Extracted records:
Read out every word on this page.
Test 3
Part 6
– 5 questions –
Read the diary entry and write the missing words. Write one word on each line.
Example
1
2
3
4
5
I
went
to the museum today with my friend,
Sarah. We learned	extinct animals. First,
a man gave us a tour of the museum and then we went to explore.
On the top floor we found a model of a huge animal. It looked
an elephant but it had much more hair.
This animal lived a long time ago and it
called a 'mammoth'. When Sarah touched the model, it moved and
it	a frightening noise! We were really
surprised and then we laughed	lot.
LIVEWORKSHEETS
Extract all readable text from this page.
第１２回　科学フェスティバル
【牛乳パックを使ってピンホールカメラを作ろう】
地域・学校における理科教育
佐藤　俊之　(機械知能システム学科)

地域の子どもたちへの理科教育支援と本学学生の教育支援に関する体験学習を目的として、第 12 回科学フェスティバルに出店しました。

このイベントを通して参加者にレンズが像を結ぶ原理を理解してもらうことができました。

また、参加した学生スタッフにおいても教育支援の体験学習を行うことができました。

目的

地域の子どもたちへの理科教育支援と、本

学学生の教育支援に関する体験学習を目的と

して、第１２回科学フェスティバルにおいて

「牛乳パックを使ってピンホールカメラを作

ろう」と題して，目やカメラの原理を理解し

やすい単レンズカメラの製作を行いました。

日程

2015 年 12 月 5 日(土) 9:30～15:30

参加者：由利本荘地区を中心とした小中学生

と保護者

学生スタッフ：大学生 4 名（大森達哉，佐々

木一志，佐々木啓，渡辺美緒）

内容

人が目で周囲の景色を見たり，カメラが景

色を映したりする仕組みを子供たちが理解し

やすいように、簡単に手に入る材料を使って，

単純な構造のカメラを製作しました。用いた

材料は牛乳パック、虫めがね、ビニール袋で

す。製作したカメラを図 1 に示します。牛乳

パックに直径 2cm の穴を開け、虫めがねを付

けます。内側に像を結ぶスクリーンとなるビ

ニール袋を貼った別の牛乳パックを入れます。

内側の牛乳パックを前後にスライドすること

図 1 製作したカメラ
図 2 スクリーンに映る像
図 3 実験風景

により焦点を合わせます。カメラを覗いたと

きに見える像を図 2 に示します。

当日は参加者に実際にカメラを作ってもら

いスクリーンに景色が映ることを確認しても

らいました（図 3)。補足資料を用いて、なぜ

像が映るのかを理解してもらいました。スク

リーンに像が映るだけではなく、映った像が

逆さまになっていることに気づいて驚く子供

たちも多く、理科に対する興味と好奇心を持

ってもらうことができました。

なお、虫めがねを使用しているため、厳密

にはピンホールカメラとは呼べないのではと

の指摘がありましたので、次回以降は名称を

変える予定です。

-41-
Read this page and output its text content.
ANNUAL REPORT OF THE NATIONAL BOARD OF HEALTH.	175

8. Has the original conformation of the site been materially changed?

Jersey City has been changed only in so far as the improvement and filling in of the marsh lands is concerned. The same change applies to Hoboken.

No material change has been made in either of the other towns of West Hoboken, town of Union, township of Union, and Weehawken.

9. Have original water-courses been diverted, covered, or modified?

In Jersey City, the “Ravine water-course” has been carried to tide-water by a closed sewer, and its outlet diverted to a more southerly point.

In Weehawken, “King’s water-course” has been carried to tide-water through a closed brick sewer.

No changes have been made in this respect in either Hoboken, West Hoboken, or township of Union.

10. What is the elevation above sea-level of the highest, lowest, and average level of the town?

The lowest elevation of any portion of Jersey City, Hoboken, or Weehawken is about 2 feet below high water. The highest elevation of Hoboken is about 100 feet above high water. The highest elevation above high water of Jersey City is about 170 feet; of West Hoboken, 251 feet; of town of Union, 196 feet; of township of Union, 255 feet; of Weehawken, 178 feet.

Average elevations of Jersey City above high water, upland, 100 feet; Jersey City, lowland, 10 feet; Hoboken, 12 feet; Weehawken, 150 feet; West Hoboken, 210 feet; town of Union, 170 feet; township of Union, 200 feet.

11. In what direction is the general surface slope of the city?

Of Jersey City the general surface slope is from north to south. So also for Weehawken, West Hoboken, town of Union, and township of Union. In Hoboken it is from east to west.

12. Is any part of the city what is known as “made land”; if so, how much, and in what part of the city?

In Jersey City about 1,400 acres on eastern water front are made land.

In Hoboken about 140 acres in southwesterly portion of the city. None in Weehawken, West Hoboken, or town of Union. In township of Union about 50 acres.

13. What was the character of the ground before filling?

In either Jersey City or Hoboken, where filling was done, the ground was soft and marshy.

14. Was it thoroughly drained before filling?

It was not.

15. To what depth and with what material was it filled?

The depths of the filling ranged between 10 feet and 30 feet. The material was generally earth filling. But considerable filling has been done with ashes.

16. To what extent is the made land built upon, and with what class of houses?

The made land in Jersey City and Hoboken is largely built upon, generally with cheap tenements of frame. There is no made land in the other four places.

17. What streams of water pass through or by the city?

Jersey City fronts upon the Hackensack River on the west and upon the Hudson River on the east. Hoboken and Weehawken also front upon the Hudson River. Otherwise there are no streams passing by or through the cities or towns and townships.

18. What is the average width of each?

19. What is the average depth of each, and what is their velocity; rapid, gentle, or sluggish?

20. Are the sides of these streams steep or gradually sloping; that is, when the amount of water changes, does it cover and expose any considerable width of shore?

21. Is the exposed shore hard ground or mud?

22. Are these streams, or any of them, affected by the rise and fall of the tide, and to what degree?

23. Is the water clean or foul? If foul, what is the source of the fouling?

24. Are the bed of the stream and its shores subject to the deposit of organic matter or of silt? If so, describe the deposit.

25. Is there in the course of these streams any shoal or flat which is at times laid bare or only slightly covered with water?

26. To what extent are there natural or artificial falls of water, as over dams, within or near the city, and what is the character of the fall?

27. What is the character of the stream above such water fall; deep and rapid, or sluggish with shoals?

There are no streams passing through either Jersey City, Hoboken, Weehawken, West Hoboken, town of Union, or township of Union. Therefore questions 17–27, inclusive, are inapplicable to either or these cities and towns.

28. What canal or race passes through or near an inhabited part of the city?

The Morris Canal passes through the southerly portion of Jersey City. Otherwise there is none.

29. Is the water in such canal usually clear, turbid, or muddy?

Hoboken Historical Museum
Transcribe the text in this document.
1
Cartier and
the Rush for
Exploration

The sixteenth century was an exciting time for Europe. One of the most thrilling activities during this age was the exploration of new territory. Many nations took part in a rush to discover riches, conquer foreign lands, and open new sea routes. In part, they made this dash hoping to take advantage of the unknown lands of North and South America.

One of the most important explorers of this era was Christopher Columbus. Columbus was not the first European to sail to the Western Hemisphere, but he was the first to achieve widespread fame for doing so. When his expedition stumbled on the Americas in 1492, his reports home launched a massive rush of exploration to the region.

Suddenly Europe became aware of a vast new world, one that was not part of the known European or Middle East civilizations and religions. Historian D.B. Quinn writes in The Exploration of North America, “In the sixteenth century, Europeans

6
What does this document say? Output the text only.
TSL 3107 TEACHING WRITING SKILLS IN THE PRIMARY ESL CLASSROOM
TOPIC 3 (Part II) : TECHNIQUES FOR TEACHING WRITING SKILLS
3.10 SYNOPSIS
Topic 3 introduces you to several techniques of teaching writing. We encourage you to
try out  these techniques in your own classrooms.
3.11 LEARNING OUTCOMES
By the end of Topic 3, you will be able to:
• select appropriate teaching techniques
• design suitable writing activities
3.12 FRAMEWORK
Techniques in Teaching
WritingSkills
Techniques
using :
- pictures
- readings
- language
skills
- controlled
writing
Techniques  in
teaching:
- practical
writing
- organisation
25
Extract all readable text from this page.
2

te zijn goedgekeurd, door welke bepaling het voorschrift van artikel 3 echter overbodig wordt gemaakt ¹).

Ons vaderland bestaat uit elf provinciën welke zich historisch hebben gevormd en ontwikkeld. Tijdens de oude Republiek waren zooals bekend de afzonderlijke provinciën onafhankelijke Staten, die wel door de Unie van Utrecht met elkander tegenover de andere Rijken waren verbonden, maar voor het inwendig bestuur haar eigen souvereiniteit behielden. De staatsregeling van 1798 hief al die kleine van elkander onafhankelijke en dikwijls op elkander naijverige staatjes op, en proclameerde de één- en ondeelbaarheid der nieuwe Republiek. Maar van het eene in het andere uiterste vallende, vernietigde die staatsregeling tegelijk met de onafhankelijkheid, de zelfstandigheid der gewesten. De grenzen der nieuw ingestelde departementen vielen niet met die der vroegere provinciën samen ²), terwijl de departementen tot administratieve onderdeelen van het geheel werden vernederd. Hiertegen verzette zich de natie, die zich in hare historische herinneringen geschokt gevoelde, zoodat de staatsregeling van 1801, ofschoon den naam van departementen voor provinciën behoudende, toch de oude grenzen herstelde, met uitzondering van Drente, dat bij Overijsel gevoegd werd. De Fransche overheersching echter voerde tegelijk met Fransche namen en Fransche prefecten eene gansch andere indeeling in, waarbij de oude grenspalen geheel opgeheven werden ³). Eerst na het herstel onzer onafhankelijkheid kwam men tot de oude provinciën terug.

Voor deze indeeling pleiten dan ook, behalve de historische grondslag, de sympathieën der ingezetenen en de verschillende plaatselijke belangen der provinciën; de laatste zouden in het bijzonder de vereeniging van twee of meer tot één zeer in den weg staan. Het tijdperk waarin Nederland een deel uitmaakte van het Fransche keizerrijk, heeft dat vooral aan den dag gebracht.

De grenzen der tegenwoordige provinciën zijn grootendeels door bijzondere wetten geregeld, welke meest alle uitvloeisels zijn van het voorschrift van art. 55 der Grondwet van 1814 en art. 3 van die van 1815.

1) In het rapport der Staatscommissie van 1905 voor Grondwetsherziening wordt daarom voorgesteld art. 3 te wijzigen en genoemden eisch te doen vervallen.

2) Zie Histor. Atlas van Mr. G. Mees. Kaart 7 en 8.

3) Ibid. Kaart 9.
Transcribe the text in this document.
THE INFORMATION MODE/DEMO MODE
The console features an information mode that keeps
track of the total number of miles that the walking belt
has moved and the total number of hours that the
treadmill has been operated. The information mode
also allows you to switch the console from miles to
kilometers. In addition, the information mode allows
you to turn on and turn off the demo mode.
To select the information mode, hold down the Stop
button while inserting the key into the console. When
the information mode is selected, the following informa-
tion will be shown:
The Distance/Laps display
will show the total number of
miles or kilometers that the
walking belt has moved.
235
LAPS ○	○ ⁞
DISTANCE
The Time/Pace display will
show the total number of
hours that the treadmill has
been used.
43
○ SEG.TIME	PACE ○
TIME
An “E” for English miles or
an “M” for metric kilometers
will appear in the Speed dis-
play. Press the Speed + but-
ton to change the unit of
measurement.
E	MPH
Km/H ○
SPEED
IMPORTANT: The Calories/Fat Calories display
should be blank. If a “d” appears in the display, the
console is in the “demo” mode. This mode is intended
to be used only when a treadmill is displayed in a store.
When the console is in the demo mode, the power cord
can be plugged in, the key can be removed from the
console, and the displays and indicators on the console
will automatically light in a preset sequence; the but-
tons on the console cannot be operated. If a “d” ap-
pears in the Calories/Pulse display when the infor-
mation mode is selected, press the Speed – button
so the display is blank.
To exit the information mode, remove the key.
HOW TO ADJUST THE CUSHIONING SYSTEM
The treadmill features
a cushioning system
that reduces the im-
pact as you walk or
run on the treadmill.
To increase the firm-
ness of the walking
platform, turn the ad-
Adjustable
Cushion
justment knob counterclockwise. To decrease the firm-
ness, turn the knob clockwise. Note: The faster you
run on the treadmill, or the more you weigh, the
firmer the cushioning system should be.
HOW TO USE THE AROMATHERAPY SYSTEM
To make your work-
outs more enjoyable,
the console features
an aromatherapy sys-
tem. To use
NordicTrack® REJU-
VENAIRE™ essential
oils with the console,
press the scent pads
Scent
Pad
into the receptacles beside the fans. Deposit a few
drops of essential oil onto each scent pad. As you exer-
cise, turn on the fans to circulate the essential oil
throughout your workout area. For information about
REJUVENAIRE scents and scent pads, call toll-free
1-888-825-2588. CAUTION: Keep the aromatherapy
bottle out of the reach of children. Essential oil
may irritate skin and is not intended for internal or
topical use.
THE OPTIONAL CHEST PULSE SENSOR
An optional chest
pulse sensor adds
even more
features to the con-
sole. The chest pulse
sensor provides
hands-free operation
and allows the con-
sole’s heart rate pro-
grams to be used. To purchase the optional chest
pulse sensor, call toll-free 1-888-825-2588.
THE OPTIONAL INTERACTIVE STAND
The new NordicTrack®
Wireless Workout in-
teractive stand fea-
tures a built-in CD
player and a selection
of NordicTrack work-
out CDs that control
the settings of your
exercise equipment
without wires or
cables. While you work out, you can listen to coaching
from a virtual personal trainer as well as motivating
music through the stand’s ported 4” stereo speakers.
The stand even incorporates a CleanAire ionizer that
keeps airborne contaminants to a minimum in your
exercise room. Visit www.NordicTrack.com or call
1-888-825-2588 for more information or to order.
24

Task brief: Report every line containing the word "zijn" from the listing above.

Right answer:
te zijn goedgekeurd, door welke bepaling het voorschrift van artikel 3 echter overbodig wordt gemaakt ¹).
De grenzen der tegenwoordige provinciën zijn grootendeels door bijzondere wetten geregeld, welke meest alle uitvloeisels zijn van het voorschrift van art. 55 der Grondwet van 1814 en art. 3 van die van 1815.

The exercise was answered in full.